Data entries
--- BEGIN ---
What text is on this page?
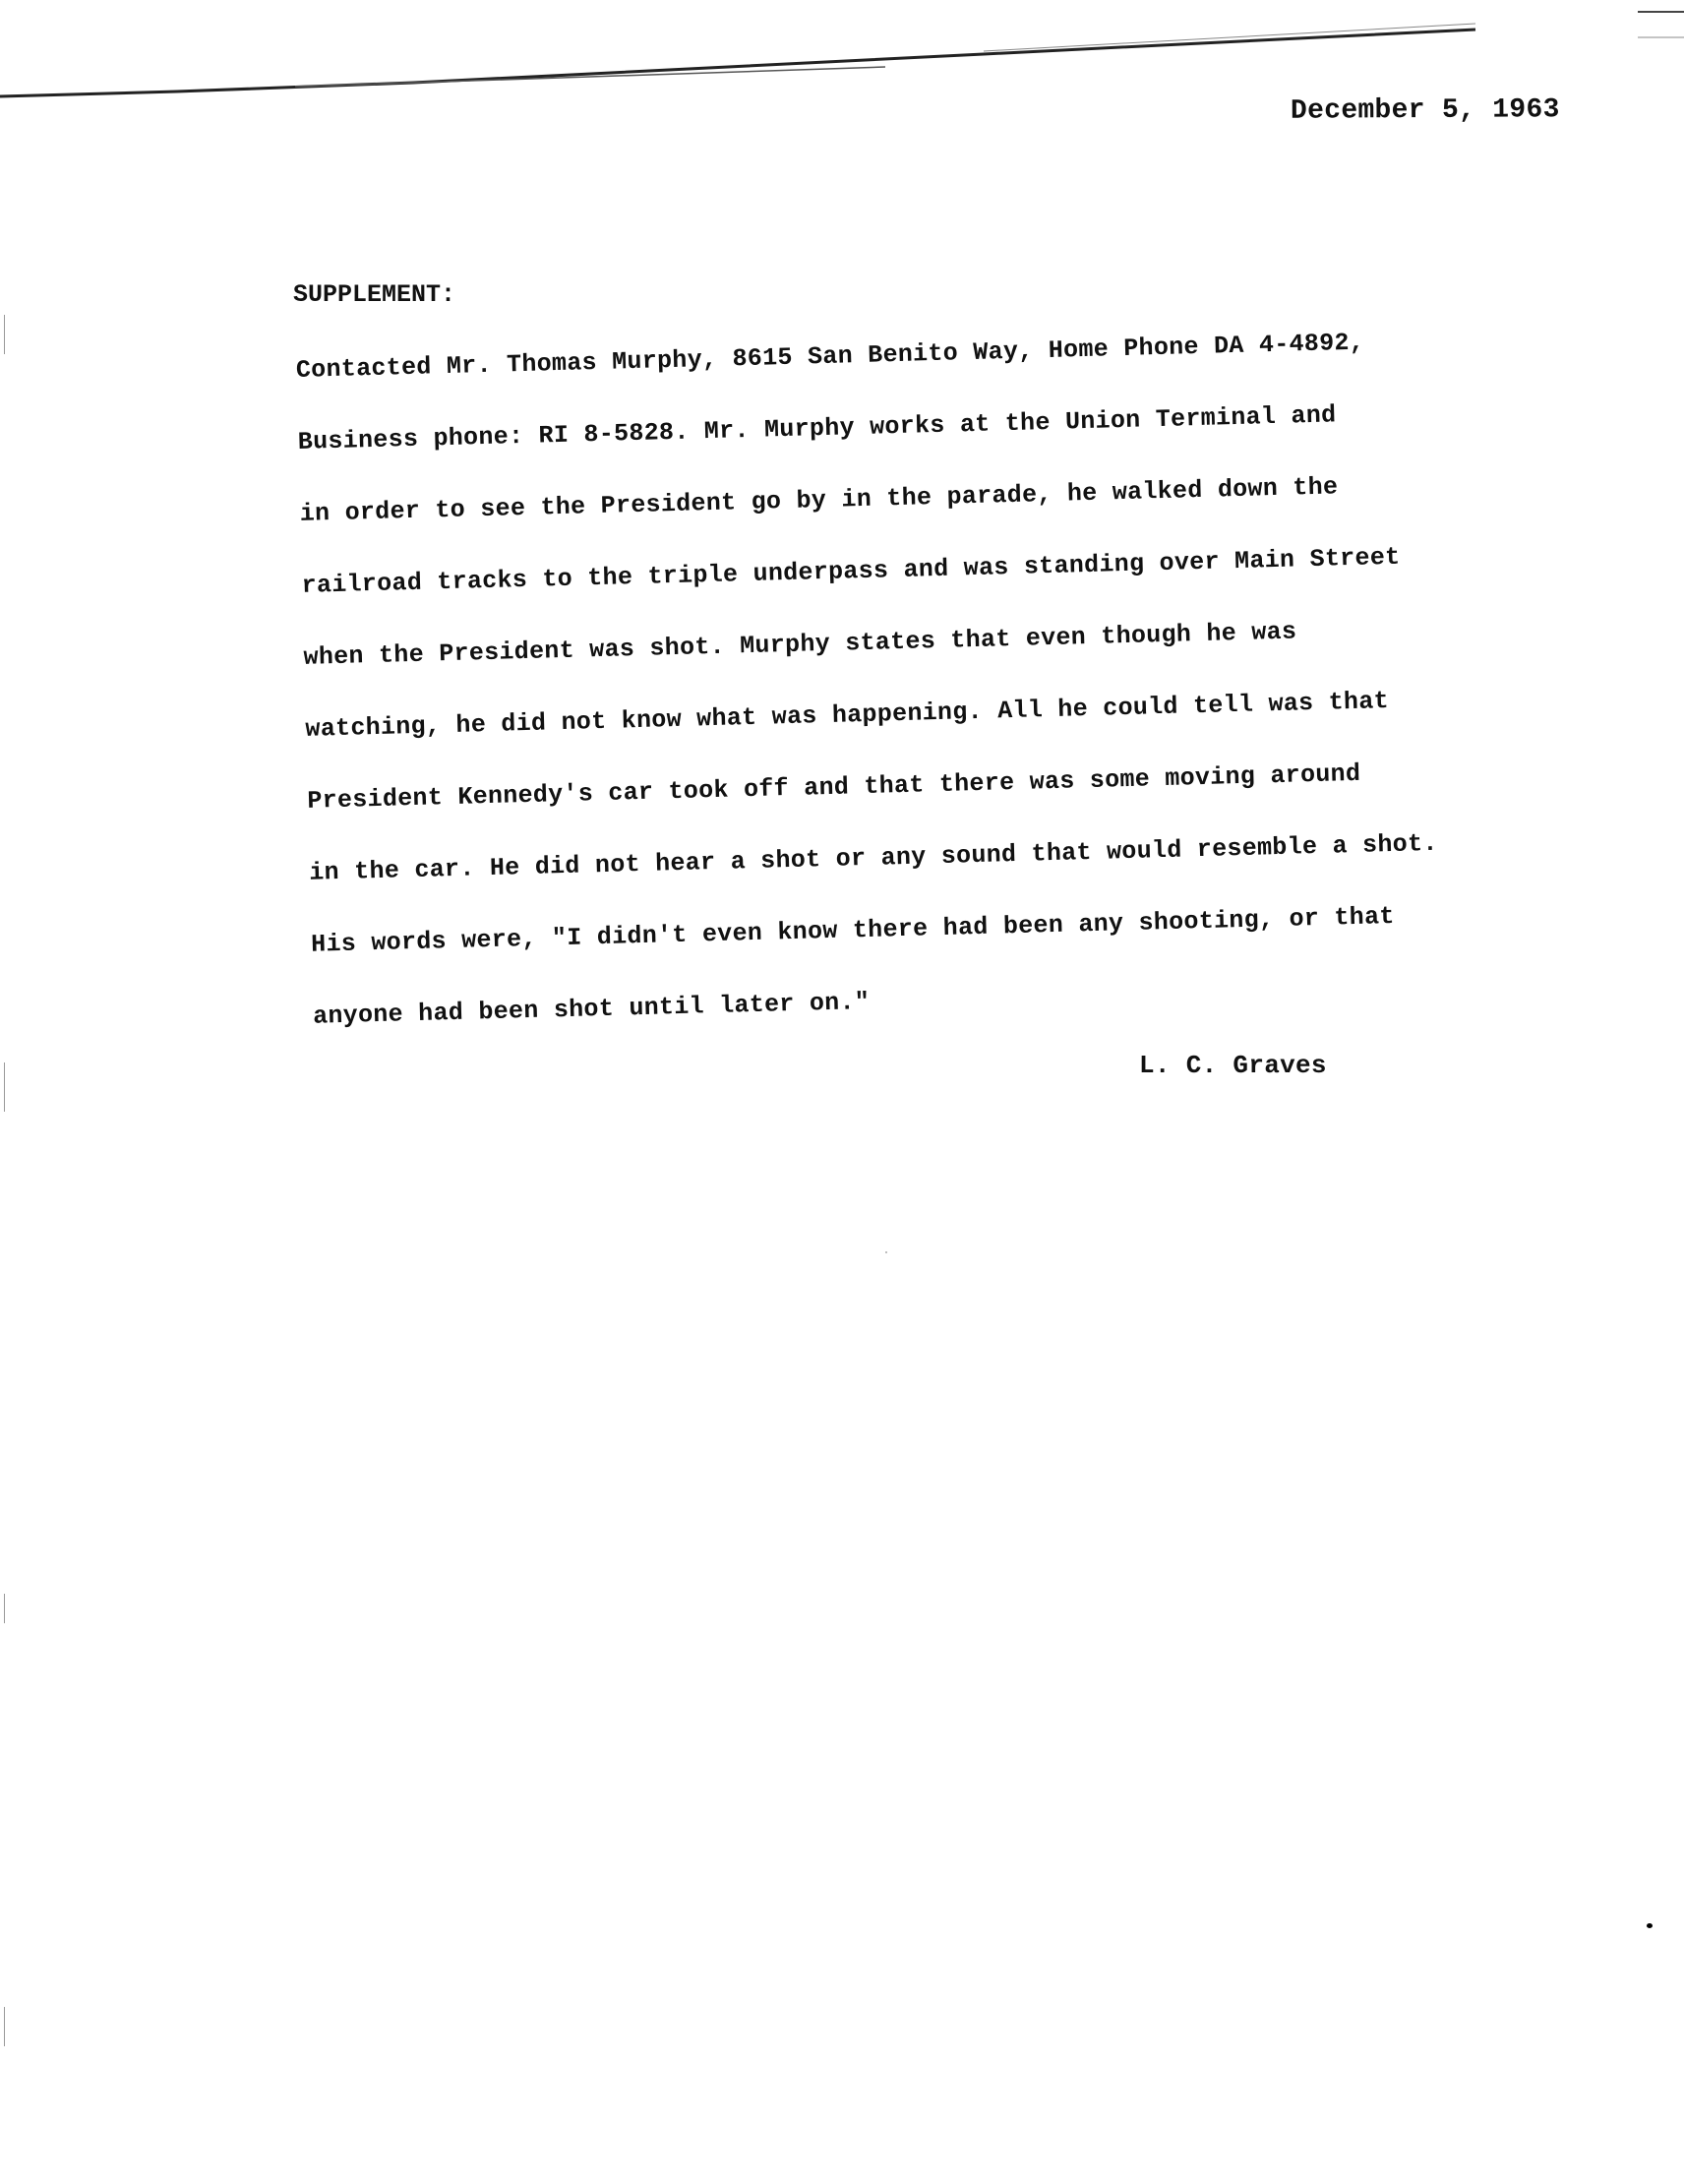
December 5, 1963
SUPPLEMENT:
Contacted Mr. Thomas Murphy, 8615 San Benito Way, Home Phone DA 4-4892,
Business phone: RI 8-5828. Mr. Murphy works at the Union Terminal and
in order to see the President go by in the parade, he walked down the
railroad tracks to the triple underpass and was standing over Main Street
when the President was shot. Murphy states that even though he was
watching, he did not know what was happening. All he could tell was that
President Kennedy's car took off and that there was some moving around
in the car. He did not hear a shot or any sound that would resemble a shot.
His words were, "I didn't even know there had been any shooting, or that
anyone had been shot until later on."
L. C. Graves
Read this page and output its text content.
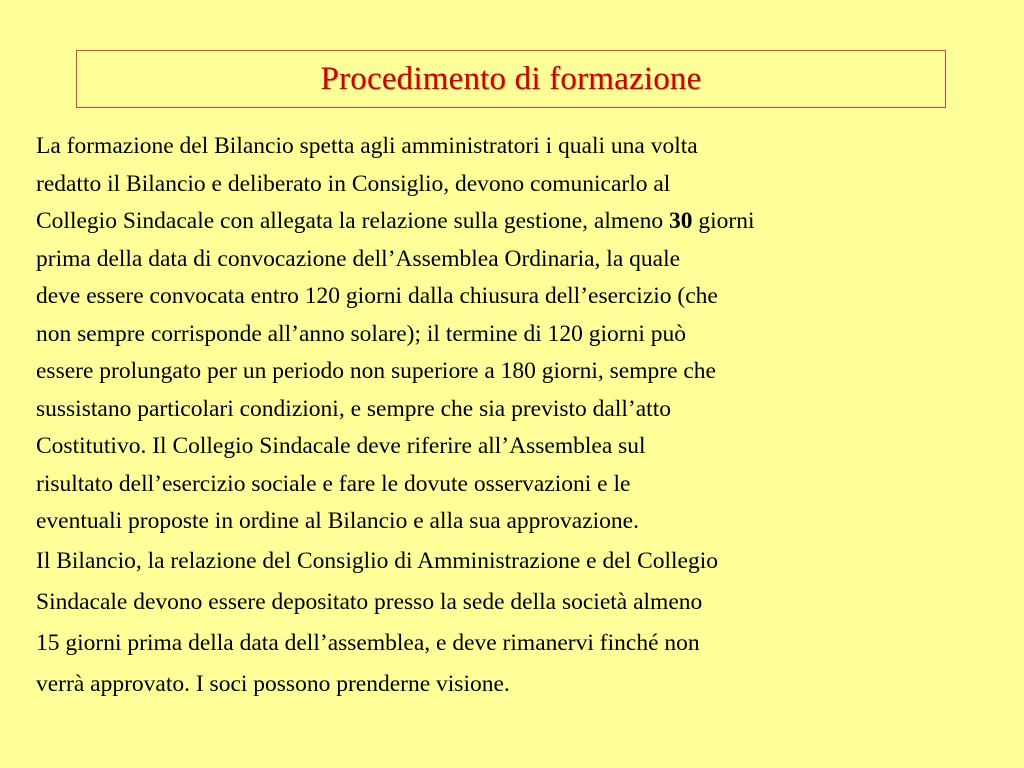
Procedimento di formazione
La formazione del Bilancio spetta agli amministratori i quali una volta
redatto il Bilancio e deliberato in Consiglio, devono comunicarlo al
Collegio Sindacale con allegata la relazione sulla gestione, almeno 30 giorni
prima della data di convocazione dell’Assemblea Ordinaria, la quale
deve essere convocata entro 120 giorni dalla chiusura dell’esercizio (che
non sempre corrisponde all’anno solare); il termine di 120 giorni può
essere prolungato per un periodo non superiore a 180 giorni, sempre che
sussistano particolari condizioni, e sempre che sia previsto dall’atto
Costitutivo. Il Collegio Sindacale deve riferire all’Assemblea sul
risultato dell’esercizio sociale e fare le dovute osservazioni e le
eventuali proposte in ordine al Bilancio e alla sua approvazione.
Il Bilancio, la relazione del Consiglio di Amministrazione e del Collegio
Sindacale devono essere depositato presso la sede della società almeno
15 giorni prima della data dell’assemblea, e deve rimanervi finché non
verrà approvato. I soci possono prenderne visione.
--- END ---
* Stated goal: Return the material word for word. Pictures are not part of the copy.

* Task answer:
What text is on this page?
December 5, 1963
SUPPLEMENT:
Contacted Mr. Thomas Murphy, 8615 San Benito Way, Home Phone DA 4-4892,
Business phone: RI 8-5828. Mr. Murphy works at the Union Terminal and
in order to see the President go by in the parade, he walked down the
railroad tracks to the triple underpass and was standing over Main Street
when the President was shot. Murphy states that even though he was
watching, he did not know what was happening. All he could tell was that
President Kennedy's car took off and that there was some moving around
in the car. He did not hear a shot or any sound that would resemble a shot.
His words were, "I didn't even know there had been any shooting, or that
anyone had been shot until later on."
L. C. Graves
Read this page and output its text content.
Procedimento di formazione
La formazione del Bilancio spetta agli amministratori i quali una volta
redatto il Bilancio e deliberato in Consiglio, devono comunicarlo al
Collegio Sindacale con allegata la relazione sulla gestione, almeno 30 giorni
prima della data di convocazione dell’Assemblea Ordinaria, la quale
deve essere convocata entro 120 giorni dalla chiusura dell’esercizio (che
non sempre corrisponde all’anno solare); il termine di 120 giorni può
essere prolungato per un periodo non superiore a 180 giorni, sempre che
sussistano particolari condizioni, e sempre che sia previsto dall’atto
Costitutivo. Il Collegio Sindacale deve riferire all’Assemblea sul
risultato dell’esercizio sociale e fare le dovute osservazioni e le
eventuali proposte in ordine al Bilancio e alla sua approvazione.
Il Bilancio, la relazione del Consiglio di Amministrazione e del Collegio
Sindacale devono essere depositato presso la sede della società almeno
15 giorni prima della data dell’assemblea, e deve rimanervi finché non
verrà approvato. I soci possono prenderne visione.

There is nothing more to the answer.